* Begin Dataset records *

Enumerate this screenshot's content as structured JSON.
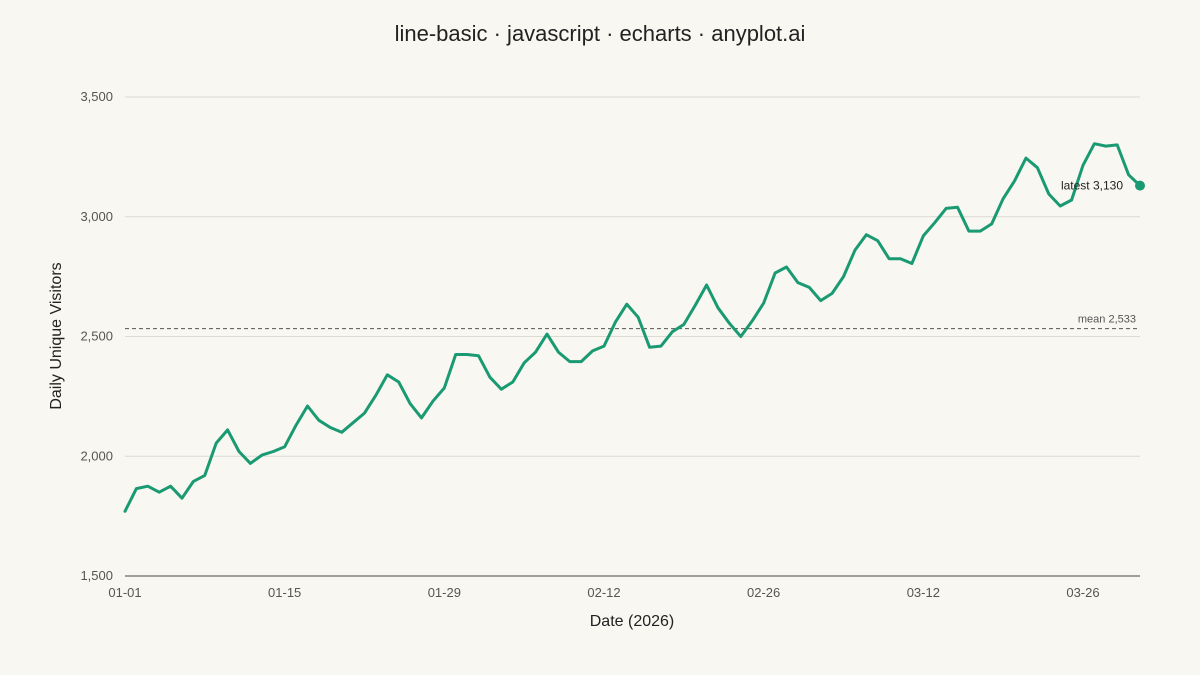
{
  "chart_data": {
    "type": "line",
    "title": "line-basic · javascript · echarts · anyplot.ai",
    "xlabel": "Date (2026)",
    "ylabel": "Daily Unique Visitors",
    "ylim": [
      1500,
      3500
    ],
    "yticks": [
      1500,
      2000,
      2500,
      3000,
      3500
    ],
    "ytick_labels": [
      "1,500",
      "2,000",
      "2,500",
      "3,000",
      "3,500"
    ],
    "xticks": [
      0,
      14,
      28,
      42,
      56,
      70,
      84
    ],
    "xtick_labels": [
      "01-01",
      "01-15",
      "01-29",
      "02-12",
      "02-26",
      "03-12",
      "03-26"
    ],
    "grid": true,
    "line_color": "#1a9a72",
    "mean": 2533,
    "mean_label": "mean 2,533",
    "latest_label": "latest 3,130",
    "series": [
      {
        "x": [
          "01-01",
          "01-02",
          "01-03",
          "01-04",
          "01-05",
          "01-06",
          "01-07",
          "01-08",
          "01-09",
          "01-10",
          "01-11",
          "01-12",
          "01-13",
          "01-14",
          "01-15",
          "01-16",
          "01-17",
          "01-18",
          "01-19",
          "01-20",
          "01-21",
          "01-22",
          "01-23",
          "01-24",
          "01-25",
          "01-26",
          "01-27",
          "01-28",
          "01-29",
          "01-30",
          "01-31",
          "02-01",
          "02-02",
          "02-03",
          "02-04",
          "02-05",
          "02-06",
          "02-07",
          "02-08",
          "02-09",
          "02-10",
          "02-11",
          "02-12",
          "02-13",
          "02-14",
          "02-15",
          "02-16",
          "02-17",
          "02-18",
          "02-19",
          "02-20",
          "02-21",
          "02-22",
          "02-23",
          "02-24",
          "02-25",
          "02-26",
          "02-27",
          "02-28",
          "03-01",
          "03-02",
          "03-03",
          "03-04",
          "03-05",
          "03-06",
          "03-07",
          "03-08",
          "03-09",
          "03-10",
          "03-11",
          "03-12",
          "03-13",
          "03-14",
          "03-15",
          "03-16",
          "03-17",
          "03-18",
          "03-19",
          "03-20",
          "03-21",
          "03-22",
          "03-23",
          "03-24",
          "03-25",
          "03-26",
          "03-27",
          "03-28",
          "03-29",
          "03-30",
          "03-31"
        ],
        "values": [
          1770,
          1865,
          1875,
          1850,
          1875,
          1825,
          1895,
          1920,
          2055,
          2110,
          2020,
          1970,
          2005,
          2020,
          2040,
          2130,
          2210,
          2150,
          2120,
          2100,
          2140,
          2180,
          2255,
          2340,
          2310,
          2220,
          2160,
          2230,
          2285,
          2425,
          2425,
          2420,
          2330,
          2280,
          2310,
          2390,
          2435,
          2510,
          2435,
          2395,
          2395,
          2440,
          2460,
          2560,
          2635,
          2580,
          2455,
          2460,
          2520,
          2550,
          2630,
          2715,
          2620,
          2555,
          2500,
          2565,
          2640,
          2765,
          2790,
          2725,
          2705,
          2650,
          2680,
          2750,
          2860,
          2925,
          2900,
          2825,
          2825,
          2805,
          2920,
          2975,
          3035,
          3040,
          2940,
          2940,
          2970,
          3075,
          3150,
          3245,
          3205,
          3095,
          3045,
          3070,
          3215,
          3305,
          3295,
          3300,
          3175,
          3130
        ]
      }
    ]
  }
}
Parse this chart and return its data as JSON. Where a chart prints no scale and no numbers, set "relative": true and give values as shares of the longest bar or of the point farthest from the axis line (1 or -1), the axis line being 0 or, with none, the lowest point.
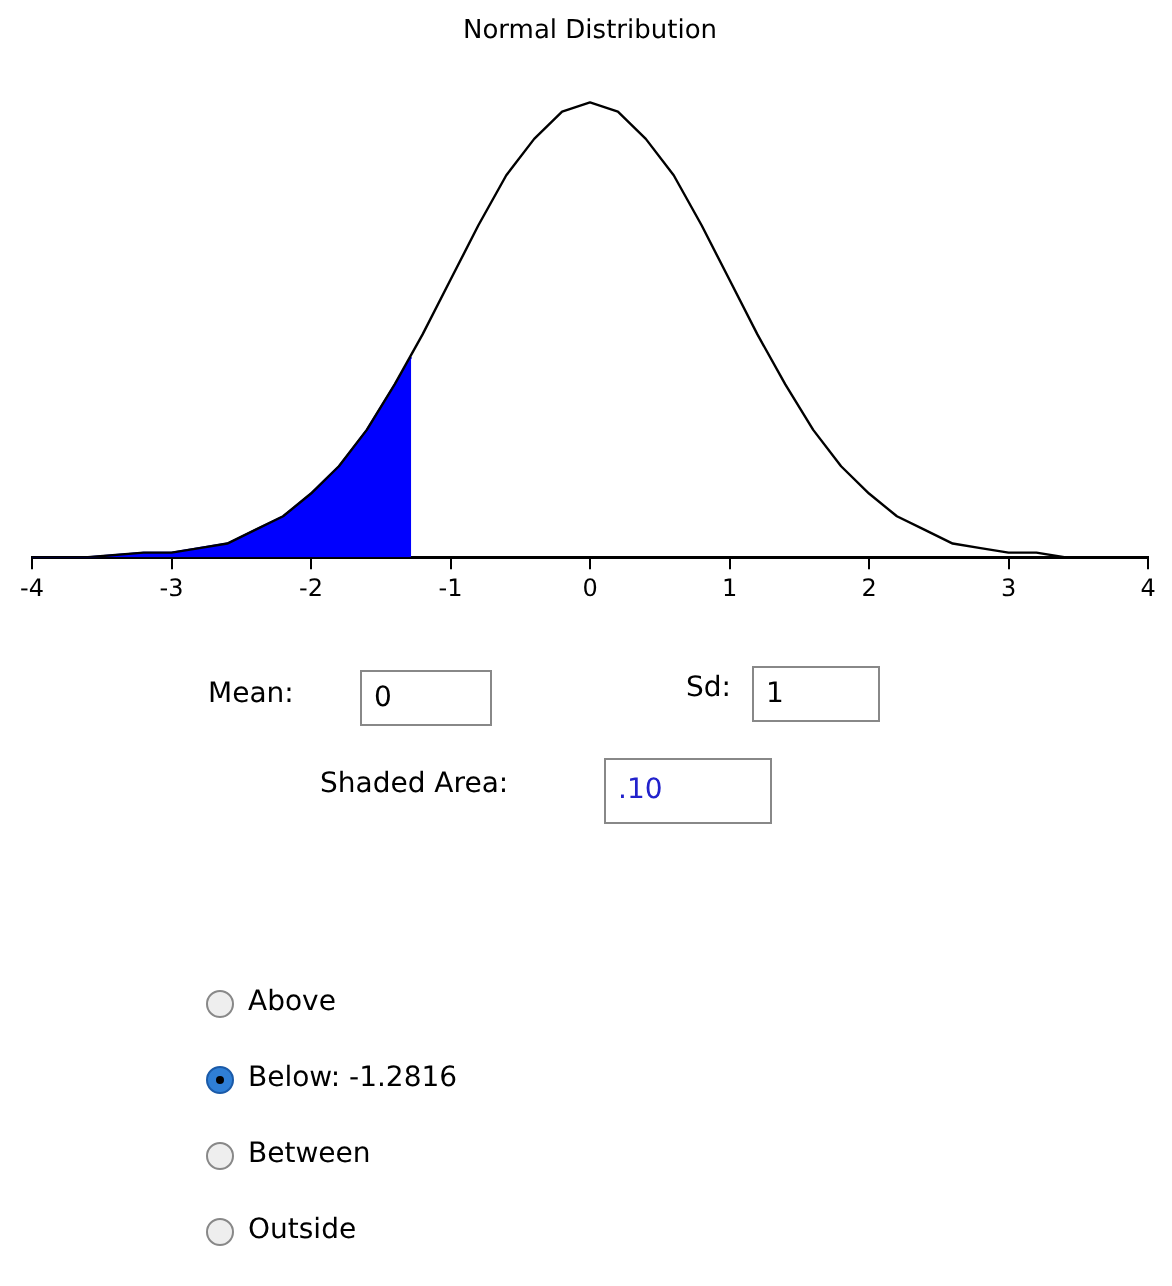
{
  "chart_data": {
    "type": "line",
    "title": "Normal Distribution",
    "relative": true,
    "xlim": [
      -4,
      4
    ],
    "xticks": [
      -4,
      -3,
      -2,
      -1,
      0,
      1,
      2,
      3,
      4
    ],
    "grid": false,
    "legend": false,
    "marker": "none",
    "series": [
      {
        "type": "area",
        "color": "#0000ff",
        "x": [
          -4,
          -3.6,
          -3.2,
          -3,
          -2.8,
          -2.6,
          -2.4,
          -2.2,
          -2,
          -1.8,
          -1.6,
          -1.4,
          -1.2816
        ],
        "values": [
          0,
          0,
          0.01,
          0.01,
          0.02,
          0.03,
          0.06,
          0.09,
          0.14,
          0.2,
          0.28,
          0.38,
          0.44
        ]
      },
      {
        "color": "#000000",
        "x": [
          -4,
          -3.6,
          -3.2,
          -3,
          -2.8,
          -2.6,
          -2.4,
          -2.2,
          -2,
          -1.8,
          -1.6,
          -1.4,
          -1.2,
          -1,
          -0.8,
          -0.6,
          -0.4,
          -0.2,
          0,
          0.2,
          0.4,
          0.6,
          0.8,
          1,
          1.2,
          1.4,
          1.6,
          1.8,
          2,
          2.2,
          2.4,
          2.6,
          2.8,
          3,
          3.2,
          3.4
        ],
        "values": [
          0,
          0,
          0.01,
          0.01,
          0.02,
          0.03,
          0.06,
          0.09,
          0.14,
          0.2,
          0.28,
          0.38,
          0.49,
          0.61,
          0.73,
          0.84,
          0.92,
          0.98,
          1,
          0.98,
          0.92,
          0.84,
          0.73,
          0.61,
          0.49,
          0.38,
          0.28,
          0.2,
          0.14,
          0.09,
          0.06,
          0.03,
          0.02,
          0.01,
          0.01,
          0
        ]
      }
    ],
    "annotations": [
      "Mean:",
      "0",
      "Sd:",
      "1",
      "Shaded Area:",
      ".10",
      "Above",
      "Below: -1.2816",
      "Between",
      "Outside"
    ]
  }
}
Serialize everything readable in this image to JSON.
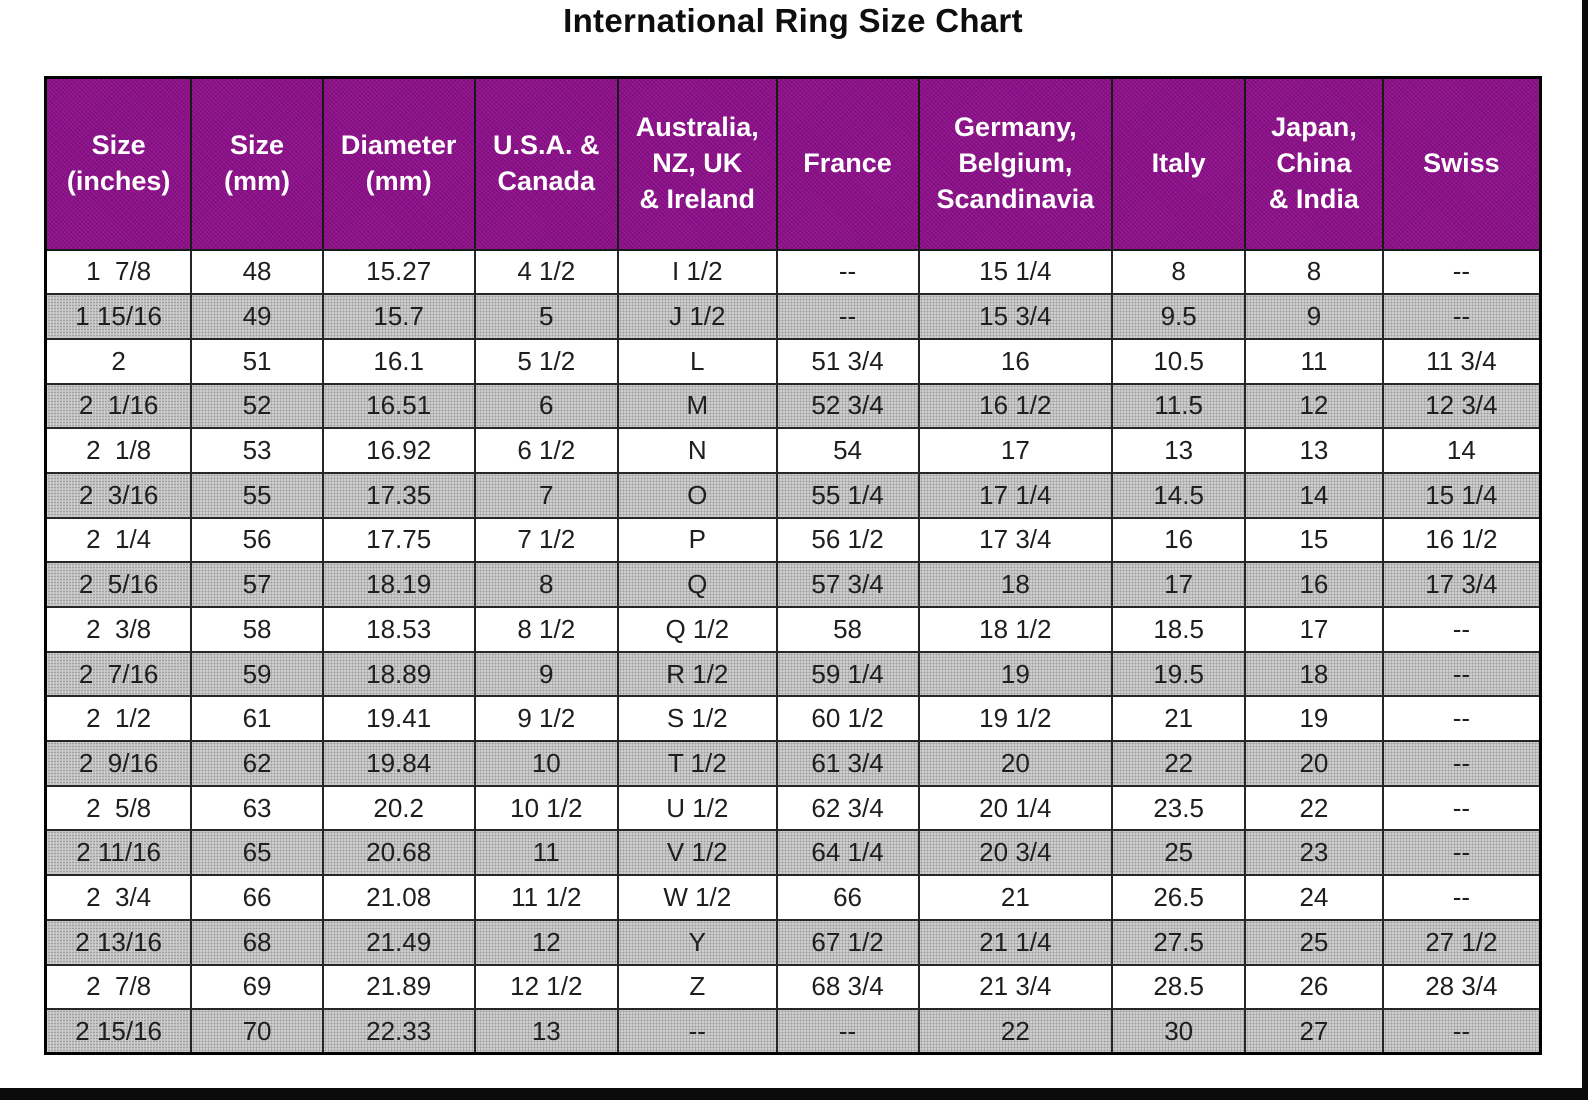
{
  "title": "International Ring Size Chart",
  "colors": {
    "header_background": "#8c0f8a",
    "header_text": "#ffffff",
    "shaded_row": "#cdcdcd",
    "border": "#1a1a1a",
    "title_text": "#0e0e0e"
  },
  "chart_data": {
    "type": "table",
    "title": "International Ring Size Chart",
    "grid": true,
    "columns": [
      "Size\n(inches)",
      "Size\n(mm)",
      "Diameter\n(mm)",
      "U.S.A. &\nCanada",
      "Australia,\nNZ, UK\n& Ireland",
      "France",
      "Germany,\nBelgium,\nScandinavia",
      "Italy",
      "Japan,\nChina\n& India",
      "Swiss"
    ],
    "rows": [
      [
        "1  7/8",
        "48",
        "15.27",
        "4 1/2",
        "I 1/2",
        "--",
        "15 1/4",
        "8",
        "8",
        "--"
      ],
      [
        "1 15/16",
        "49",
        "15.7",
        "5",
        "J 1/2",
        "--",
        "15 3/4",
        "9.5",
        "9",
        "--"
      ],
      [
        "2",
        "51",
        "16.1",
        "5 1/2",
        "L",
        "51 3/4",
        "16",
        "10.5",
        "11",
        "11 3/4"
      ],
      [
        "2  1/16",
        "52",
        "16.51",
        "6",
        "M",
        "52 3/4",
        "16 1/2",
        "11.5",
        "12",
        "12 3/4"
      ],
      [
        "2  1/8",
        "53",
        "16.92",
        "6 1/2",
        "N",
        "54",
        "17",
        "13",
        "13",
        "14"
      ],
      [
        "2  3/16",
        "55",
        "17.35",
        "7",
        "O",
        "55 1/4",
        "17 1/4",
        "14.5",
        "14",
        "15 1/4"
      ],
      [
        "2  1/4",
        "56",
        "17.75",
        "7 1/2",
        "P",
        "56 1/2",
        "17 3/4",
        "16",
        "15",
        "16 1/2"
      ],
      [
        "2  5/16",
        "57",
        "18.19",
        "8",
        "Q",
        "57 3/4",
        "18",
        "17",
        "16",
        "17 3/4"
      ],
      [
        "2  3/8",
        "58",
        "18.53",
        "8 1/2",
        "Q 1/2",
        "58",
        "18 1/2",
        "18.5",
        "17",
        "--"
      ],
      [
        "2  7/16",
        "59",
        "18.89",
        "9",
        "R 1/2",
        "59 1/4",
        "19",
        "19.5",
        "18",
        "--"
      ],
      [
        "2  1/2",
        "61",
        "19.41",
        "9 1/2",
        "S 1/2",
        "60 1/2",
        "19 1/2",
        "21",
        "19",
        "--"
      ],
      [
        "2  9/16",
        "62",
        "19.84",
        "10",
        "T 1/2",
        "61 3/4",
        "20",
        "22",
        "20",
        "--"
      ],
      [
        "2  5/8",
        "63",
        "20.2",
        "10 1/2",
        "U 1/2",
        "62 3/4",
        "20 1/4",
        "23.5",
        "22",
        "--"
      ],
      [
        "2 11/16",
        "65",
        "20.68",
        "11",
        "V 1/2",
        "64 1/4",
        "20 3/4",
        "25",
        "23",
        "--"
      ],
      [
        "2  3/4",
        "66",
        "21.08",
        "11 1/2",
        "W 1/2",
        "66",
        "21",
        "26.5",
        "24",
        "--"
      ],
      [
        "2 13/16",
        "68",
        "21.49",
        "12",
        "Y",
        "67 1/2",
        "21 1/4",
        "27.5",
        "25",
        "27 1/2"
      ],
      [
        "2  7/8",
        "69",
        "21.89",
        "12 1/2",
        "Z",
        "68 3/4",
        "21 3/4",
        "28.5",
        "26",
        "28 3/4"
      ],
      [
        "2 15/16",
        "70",
        "22.33",
        "13",
        "--",
        "--",
        "22",
        "30",
        "27",
        "--"
      ]
    ]
  }
}
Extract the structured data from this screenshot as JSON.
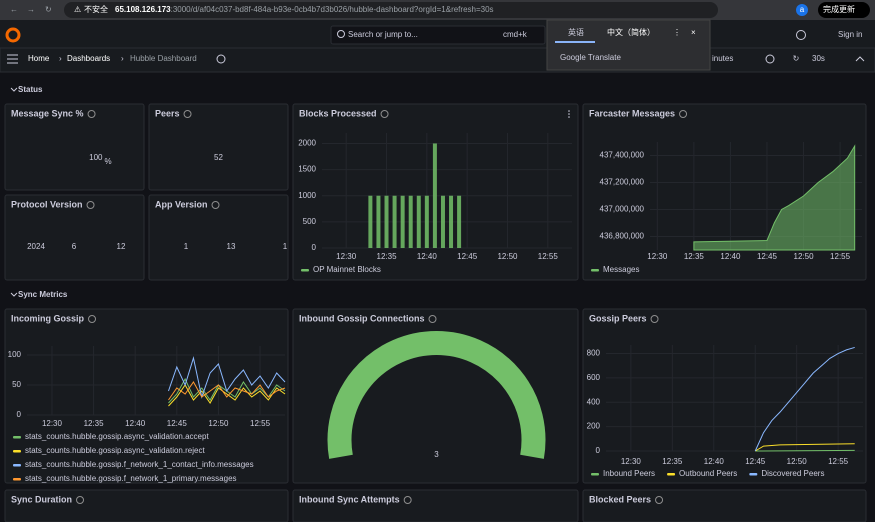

* End Dataset records *

#### Problem to work on
Reply with nothing but the number of lines in the data above that contain "type".

#### Result of this exercise
4